▸ **Task to carry out**:
Will you transcribe all the entries word for word, skipping the pictures they hold?

▸ **Excerpted records**:
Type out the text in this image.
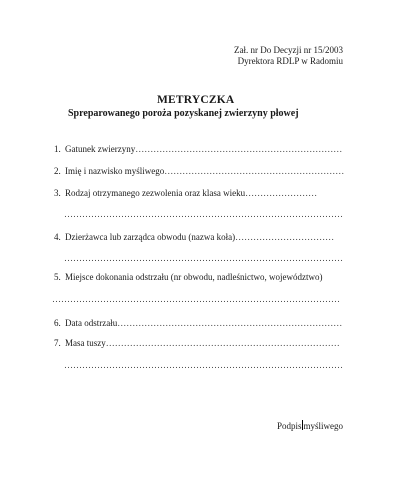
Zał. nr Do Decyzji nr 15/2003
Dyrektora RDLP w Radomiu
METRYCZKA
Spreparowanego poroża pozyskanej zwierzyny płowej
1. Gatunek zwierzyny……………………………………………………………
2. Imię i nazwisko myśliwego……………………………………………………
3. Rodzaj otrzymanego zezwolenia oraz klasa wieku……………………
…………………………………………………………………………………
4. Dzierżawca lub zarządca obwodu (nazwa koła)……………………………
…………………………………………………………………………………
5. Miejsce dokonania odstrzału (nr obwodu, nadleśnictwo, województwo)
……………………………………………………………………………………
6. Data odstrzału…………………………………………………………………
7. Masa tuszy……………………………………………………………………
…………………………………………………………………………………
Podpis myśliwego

▸ **The answer**:
Type out the text in this image.
Zał. nr Do Decyzji nr 15/2003
Dyrektora RDLP w Radomiu
METRYCZKA
Spreparowanego poroża pozyskanej zwierzyny płowej
1. Gatunek zwierzyny……………………………………………………………
2. Imię i nazwisko myśliwego……………………………………………………
3. Rodzaj otrzymanego zezwolenia oraz klasa wieku……………………
…………………………………………………………………………………
4. Dzierżawca lub zarządca obwodu (nazwa koła)……………………………
…………………………………………………………………………………
5. Miejsce dokonania odstrzału (nr obwodu, nadleśnictwo, województwo)
……………………………………………………………………………………
6. Data odstrzału…………………………………………………………………
7. Masa tuszy……………………………………………………………………
…………………………………………………………………………………
Podpis myśliwego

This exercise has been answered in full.